__Task to complete__.
Show each line below that contains the string "helium". Upper and lower case must match.

__Data to use__.

_ _ _ _ _

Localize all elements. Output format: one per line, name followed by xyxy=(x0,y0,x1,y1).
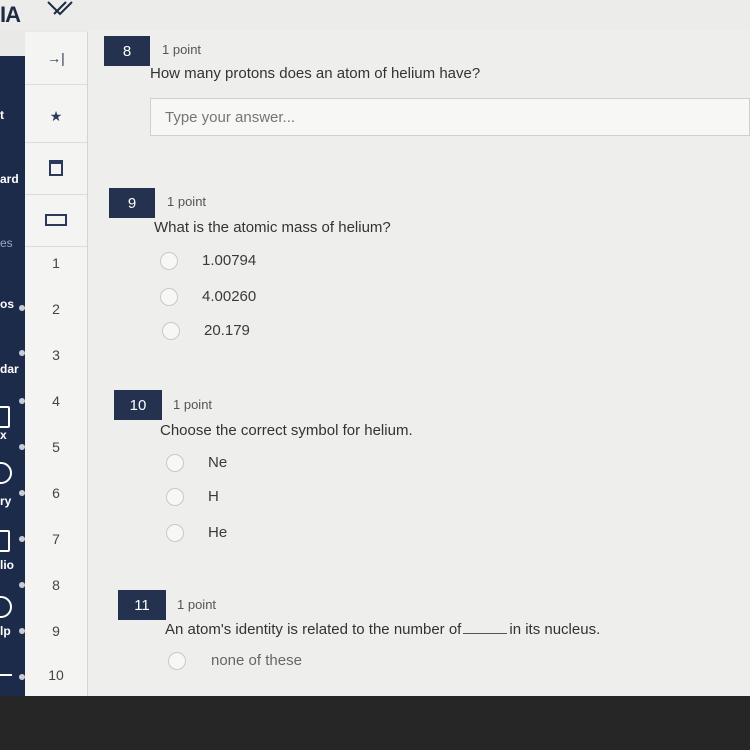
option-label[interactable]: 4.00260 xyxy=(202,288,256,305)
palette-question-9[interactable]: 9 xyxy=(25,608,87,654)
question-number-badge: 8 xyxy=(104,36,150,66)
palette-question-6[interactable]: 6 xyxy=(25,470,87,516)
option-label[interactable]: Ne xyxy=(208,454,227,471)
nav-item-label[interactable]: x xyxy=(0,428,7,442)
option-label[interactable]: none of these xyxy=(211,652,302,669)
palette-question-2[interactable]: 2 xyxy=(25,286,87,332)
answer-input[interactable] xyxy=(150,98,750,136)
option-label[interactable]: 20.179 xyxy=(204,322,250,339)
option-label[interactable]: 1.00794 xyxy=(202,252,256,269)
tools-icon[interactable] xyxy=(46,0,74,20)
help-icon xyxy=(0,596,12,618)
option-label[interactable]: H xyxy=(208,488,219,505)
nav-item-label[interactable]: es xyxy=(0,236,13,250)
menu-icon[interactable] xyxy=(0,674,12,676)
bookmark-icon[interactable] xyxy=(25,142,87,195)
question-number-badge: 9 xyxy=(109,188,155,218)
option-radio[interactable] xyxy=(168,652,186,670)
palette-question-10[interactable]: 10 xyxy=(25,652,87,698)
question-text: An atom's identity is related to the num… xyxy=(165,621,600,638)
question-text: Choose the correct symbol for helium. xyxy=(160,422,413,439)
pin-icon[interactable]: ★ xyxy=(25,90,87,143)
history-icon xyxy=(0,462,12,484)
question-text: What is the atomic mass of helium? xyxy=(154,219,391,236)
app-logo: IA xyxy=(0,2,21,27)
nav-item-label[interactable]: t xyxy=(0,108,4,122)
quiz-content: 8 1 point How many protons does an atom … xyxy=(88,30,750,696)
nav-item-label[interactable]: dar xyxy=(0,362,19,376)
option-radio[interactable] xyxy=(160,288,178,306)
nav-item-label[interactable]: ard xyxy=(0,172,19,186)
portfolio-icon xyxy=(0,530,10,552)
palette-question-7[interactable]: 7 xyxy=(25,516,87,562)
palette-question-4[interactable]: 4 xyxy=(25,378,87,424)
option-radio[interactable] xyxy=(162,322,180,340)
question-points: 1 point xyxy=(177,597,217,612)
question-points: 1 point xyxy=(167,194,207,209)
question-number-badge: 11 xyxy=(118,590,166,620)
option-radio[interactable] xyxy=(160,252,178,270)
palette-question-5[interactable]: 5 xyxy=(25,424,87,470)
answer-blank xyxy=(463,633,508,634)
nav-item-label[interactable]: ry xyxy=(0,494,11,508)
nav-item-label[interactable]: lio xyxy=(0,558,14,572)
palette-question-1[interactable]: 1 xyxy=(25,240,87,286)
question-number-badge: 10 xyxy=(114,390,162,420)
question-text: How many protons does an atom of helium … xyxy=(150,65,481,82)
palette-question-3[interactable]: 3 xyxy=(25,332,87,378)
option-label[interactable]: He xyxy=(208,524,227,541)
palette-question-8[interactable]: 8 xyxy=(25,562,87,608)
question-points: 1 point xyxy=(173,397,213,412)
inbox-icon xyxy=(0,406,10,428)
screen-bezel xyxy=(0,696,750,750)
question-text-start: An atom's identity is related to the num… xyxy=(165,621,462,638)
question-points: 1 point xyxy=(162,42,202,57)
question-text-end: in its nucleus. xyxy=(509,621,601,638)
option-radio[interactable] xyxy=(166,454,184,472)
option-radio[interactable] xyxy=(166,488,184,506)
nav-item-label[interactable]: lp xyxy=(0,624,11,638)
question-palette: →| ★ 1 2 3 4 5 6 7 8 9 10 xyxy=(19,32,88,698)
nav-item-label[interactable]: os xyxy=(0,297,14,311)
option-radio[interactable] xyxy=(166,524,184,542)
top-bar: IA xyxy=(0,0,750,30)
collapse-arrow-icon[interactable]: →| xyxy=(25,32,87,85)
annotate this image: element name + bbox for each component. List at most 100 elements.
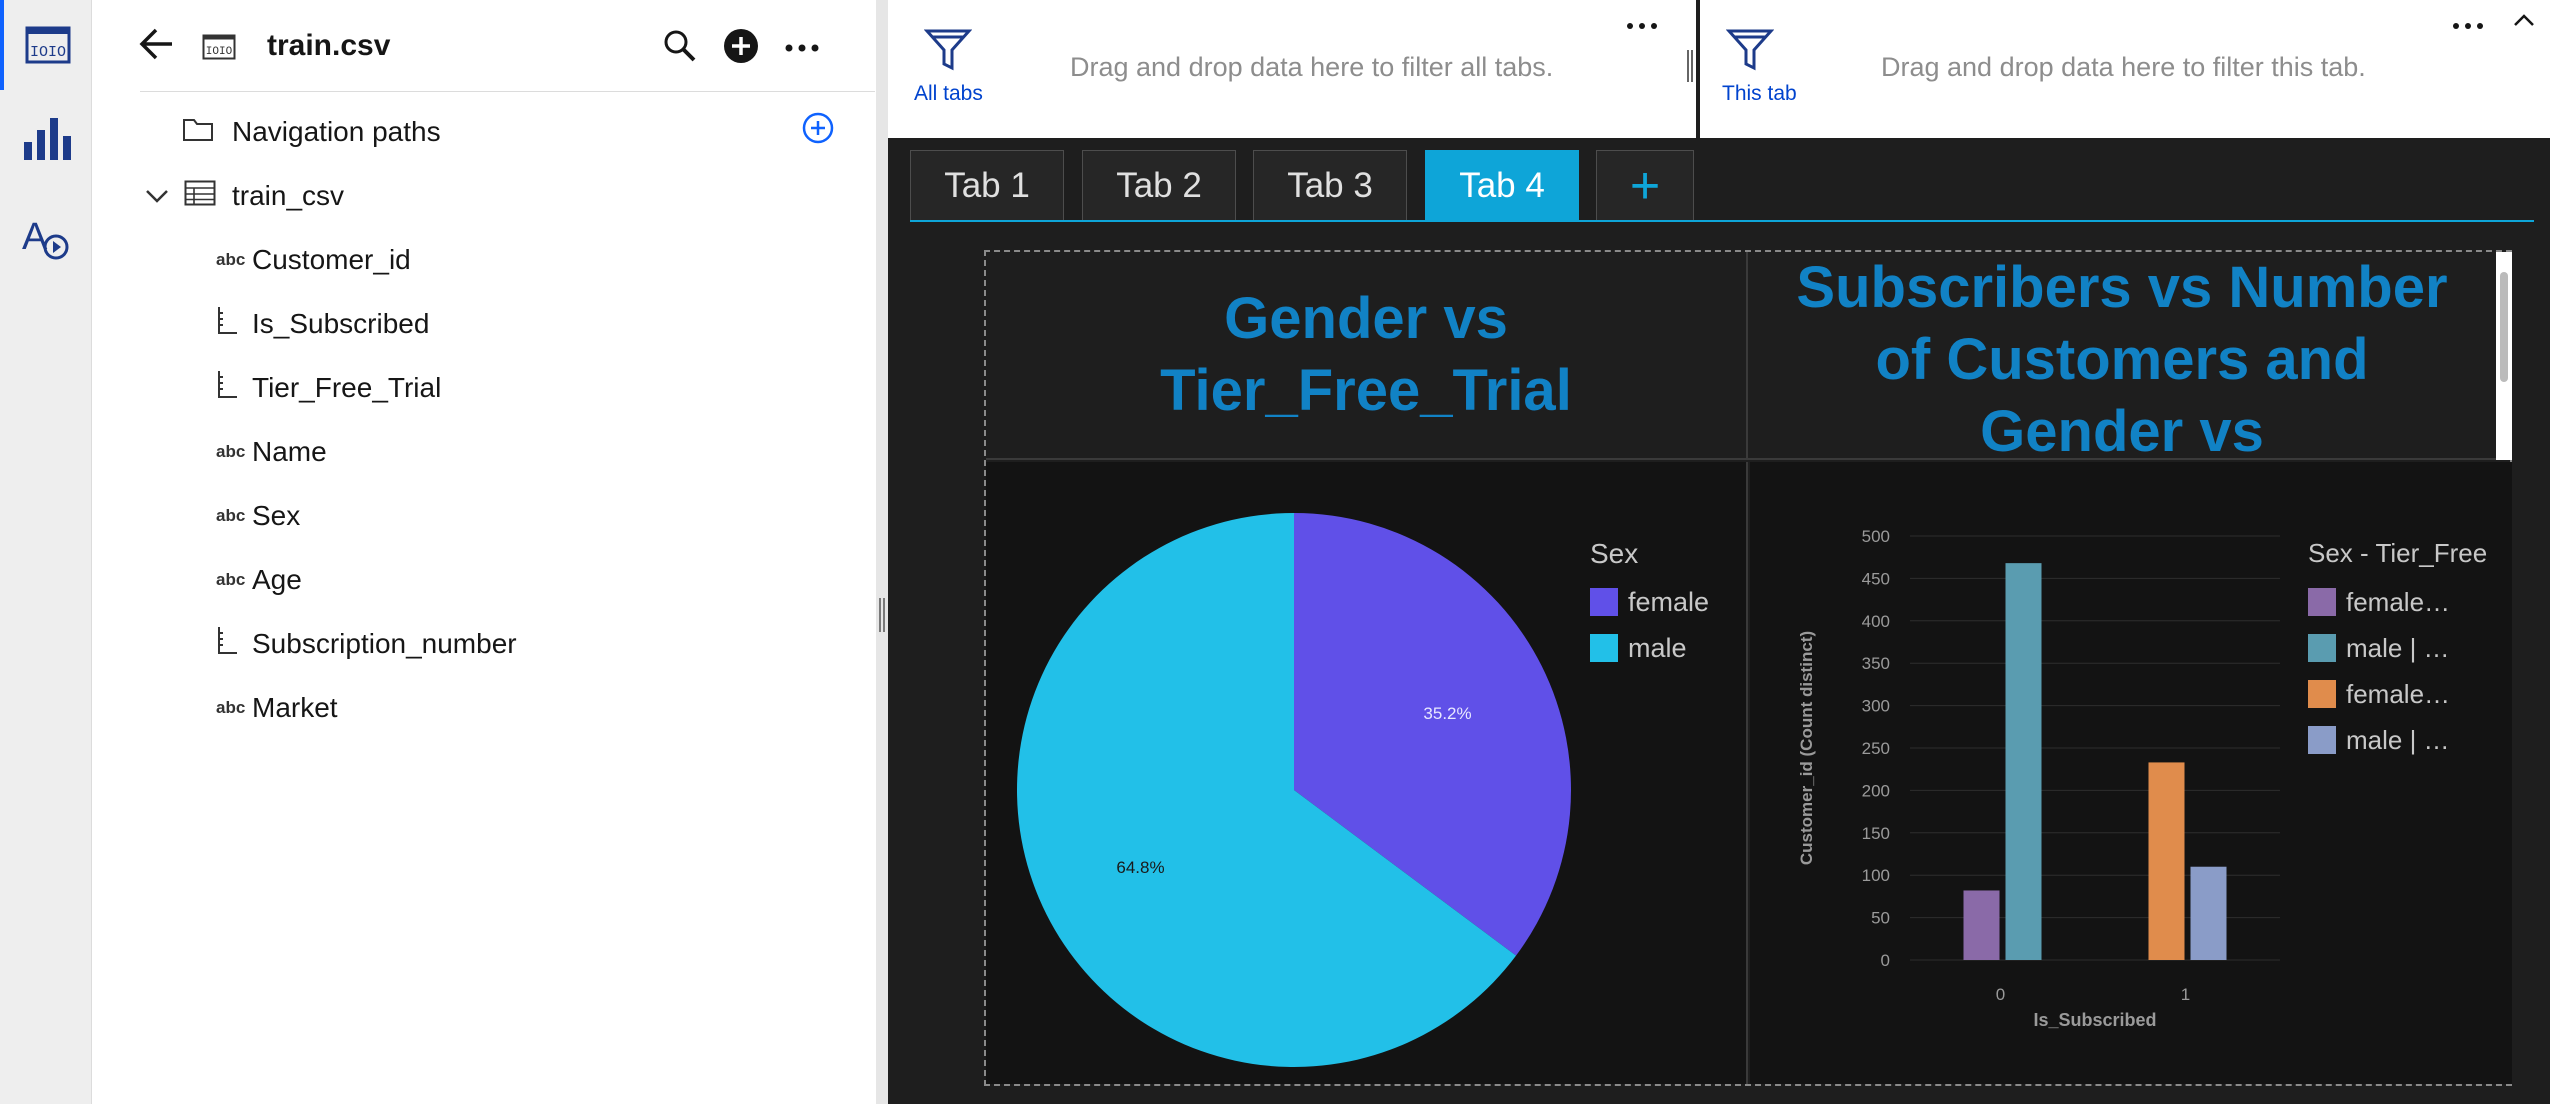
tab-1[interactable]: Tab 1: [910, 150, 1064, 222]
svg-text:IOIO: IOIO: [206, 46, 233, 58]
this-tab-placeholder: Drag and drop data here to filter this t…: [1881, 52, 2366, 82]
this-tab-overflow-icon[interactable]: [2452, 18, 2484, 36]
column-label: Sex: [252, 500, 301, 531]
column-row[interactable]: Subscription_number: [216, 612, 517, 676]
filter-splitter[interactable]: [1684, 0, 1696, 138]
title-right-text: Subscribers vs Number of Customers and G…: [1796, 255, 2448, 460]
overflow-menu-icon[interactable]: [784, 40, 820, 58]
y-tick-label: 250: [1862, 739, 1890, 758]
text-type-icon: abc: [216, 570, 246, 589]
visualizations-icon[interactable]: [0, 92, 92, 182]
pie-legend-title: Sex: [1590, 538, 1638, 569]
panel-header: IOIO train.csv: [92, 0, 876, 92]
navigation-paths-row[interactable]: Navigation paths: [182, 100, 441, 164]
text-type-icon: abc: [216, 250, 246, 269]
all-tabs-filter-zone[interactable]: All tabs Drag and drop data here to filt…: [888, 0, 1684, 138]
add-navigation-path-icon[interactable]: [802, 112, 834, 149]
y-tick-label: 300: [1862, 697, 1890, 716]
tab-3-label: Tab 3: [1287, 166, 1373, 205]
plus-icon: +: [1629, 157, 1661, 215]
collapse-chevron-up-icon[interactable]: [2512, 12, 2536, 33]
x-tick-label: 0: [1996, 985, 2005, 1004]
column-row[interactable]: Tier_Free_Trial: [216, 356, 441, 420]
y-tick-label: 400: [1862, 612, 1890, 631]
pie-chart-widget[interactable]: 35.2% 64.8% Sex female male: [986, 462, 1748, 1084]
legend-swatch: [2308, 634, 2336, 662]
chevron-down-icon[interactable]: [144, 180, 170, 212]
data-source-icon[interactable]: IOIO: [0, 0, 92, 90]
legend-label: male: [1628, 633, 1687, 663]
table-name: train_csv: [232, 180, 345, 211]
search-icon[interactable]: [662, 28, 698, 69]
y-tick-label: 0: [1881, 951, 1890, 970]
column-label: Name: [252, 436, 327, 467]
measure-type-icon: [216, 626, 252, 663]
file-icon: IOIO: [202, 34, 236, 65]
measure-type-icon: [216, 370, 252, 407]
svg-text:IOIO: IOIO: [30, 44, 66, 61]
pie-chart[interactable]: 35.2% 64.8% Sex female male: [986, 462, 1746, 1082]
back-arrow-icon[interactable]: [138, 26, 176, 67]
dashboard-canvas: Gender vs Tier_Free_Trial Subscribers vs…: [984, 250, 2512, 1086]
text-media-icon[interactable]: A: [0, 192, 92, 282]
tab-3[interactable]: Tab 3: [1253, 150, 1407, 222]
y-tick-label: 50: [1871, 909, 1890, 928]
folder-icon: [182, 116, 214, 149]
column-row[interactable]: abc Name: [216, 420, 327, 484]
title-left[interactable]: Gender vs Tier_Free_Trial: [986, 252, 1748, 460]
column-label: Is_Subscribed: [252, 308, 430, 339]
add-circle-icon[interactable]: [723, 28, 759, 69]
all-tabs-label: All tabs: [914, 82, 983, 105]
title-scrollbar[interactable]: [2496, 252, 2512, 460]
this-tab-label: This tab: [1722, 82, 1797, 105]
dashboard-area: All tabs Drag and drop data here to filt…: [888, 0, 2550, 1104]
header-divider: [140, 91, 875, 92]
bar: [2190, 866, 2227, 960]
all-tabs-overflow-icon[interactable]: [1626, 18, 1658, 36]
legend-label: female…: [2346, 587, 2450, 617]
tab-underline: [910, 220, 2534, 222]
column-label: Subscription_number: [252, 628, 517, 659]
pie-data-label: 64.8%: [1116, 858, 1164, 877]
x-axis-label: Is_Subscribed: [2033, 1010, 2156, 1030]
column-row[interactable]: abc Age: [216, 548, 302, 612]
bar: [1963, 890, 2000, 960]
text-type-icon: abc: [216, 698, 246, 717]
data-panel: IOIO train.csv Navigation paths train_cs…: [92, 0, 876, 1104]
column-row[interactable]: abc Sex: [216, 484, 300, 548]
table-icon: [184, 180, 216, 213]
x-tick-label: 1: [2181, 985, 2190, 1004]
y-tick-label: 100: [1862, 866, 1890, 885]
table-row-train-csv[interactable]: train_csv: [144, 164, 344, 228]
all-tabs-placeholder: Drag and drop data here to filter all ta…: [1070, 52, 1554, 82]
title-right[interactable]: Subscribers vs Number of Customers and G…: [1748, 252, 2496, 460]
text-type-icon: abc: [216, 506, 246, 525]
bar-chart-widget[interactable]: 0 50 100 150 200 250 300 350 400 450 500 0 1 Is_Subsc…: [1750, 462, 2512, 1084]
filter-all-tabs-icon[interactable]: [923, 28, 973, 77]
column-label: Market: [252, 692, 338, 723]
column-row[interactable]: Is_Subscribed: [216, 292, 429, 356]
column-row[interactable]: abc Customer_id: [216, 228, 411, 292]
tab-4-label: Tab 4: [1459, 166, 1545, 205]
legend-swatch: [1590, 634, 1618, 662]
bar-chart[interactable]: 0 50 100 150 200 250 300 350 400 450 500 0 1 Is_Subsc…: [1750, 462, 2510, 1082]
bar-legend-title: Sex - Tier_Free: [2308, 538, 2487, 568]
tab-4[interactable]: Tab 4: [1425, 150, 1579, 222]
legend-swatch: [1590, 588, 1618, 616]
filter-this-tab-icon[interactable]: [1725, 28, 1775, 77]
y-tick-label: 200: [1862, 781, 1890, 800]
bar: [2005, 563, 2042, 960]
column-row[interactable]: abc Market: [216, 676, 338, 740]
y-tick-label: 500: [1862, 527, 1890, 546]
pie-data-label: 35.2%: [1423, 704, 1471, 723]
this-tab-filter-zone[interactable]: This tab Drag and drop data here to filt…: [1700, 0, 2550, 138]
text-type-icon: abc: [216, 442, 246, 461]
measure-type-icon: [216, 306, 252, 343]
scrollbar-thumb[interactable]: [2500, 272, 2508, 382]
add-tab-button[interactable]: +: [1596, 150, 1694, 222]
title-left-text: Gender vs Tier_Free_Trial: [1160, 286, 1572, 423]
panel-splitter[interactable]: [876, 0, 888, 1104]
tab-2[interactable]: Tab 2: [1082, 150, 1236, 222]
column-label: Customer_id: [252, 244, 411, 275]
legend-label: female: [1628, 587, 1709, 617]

_ _ _ _ _

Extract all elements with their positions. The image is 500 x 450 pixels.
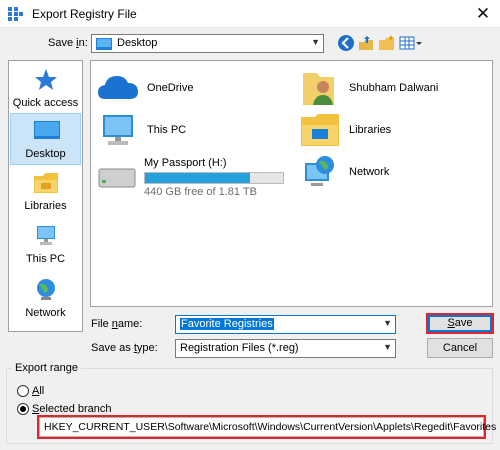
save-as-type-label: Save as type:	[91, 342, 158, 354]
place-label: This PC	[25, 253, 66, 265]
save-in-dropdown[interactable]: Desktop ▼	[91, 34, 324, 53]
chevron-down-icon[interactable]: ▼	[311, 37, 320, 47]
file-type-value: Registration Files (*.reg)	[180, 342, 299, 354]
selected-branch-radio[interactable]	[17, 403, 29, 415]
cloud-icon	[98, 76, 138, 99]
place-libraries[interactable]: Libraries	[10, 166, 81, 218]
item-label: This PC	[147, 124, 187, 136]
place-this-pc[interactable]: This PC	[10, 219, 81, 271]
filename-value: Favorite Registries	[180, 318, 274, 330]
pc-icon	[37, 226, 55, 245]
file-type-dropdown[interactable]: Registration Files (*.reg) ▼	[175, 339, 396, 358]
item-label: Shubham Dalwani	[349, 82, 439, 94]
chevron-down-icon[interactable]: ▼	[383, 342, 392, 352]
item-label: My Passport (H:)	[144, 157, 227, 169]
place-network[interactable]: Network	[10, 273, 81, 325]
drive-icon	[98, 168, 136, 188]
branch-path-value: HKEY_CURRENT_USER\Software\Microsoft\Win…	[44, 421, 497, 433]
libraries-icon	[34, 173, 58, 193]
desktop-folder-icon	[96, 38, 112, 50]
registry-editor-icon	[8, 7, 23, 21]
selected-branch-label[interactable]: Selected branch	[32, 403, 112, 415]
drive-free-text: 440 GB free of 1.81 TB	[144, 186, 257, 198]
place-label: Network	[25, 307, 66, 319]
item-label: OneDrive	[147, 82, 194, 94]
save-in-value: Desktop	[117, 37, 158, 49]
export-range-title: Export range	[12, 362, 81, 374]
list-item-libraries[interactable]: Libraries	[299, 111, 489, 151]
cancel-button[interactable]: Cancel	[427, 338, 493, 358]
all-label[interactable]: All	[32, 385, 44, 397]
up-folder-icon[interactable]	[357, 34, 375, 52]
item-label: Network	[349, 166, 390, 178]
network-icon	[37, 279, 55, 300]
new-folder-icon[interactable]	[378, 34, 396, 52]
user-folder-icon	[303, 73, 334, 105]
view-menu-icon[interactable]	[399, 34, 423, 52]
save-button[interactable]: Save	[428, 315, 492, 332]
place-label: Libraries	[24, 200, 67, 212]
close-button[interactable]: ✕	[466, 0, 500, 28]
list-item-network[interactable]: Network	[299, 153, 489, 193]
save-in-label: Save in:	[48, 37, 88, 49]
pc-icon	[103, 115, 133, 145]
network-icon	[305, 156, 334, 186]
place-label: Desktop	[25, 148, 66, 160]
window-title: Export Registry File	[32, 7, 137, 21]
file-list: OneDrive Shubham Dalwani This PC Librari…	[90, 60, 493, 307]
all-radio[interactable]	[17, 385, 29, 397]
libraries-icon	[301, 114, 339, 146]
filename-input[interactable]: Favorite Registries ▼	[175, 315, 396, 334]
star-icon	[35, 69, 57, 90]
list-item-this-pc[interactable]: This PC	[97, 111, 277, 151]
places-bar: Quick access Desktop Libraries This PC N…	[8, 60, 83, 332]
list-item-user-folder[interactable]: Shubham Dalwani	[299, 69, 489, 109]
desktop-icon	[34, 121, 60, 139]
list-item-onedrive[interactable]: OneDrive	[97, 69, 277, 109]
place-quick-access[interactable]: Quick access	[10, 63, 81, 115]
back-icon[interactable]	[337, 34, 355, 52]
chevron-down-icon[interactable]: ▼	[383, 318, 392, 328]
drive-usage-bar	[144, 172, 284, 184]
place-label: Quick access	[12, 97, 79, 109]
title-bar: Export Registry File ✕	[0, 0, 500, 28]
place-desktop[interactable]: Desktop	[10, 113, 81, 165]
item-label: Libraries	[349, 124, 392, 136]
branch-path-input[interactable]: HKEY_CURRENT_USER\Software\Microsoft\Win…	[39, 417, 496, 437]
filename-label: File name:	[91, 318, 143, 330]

_ _ _ _ _

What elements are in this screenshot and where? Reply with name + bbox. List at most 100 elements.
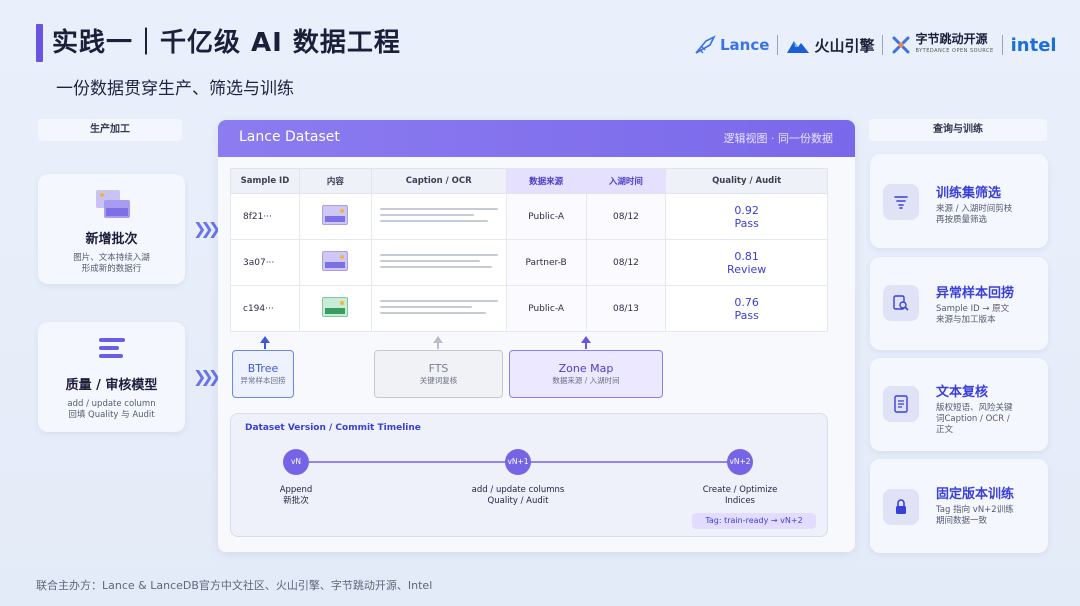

_ _ _ _ _

__Solution__.
question-text: Choose the correct symbol for helium. xyxy=(160,422,413,439)
question-text: What is the atomic mass of helium? xyxy=(154,219,391,236)
question-text: How many protons does an atom of helium … xyxy=(150,65,481,82)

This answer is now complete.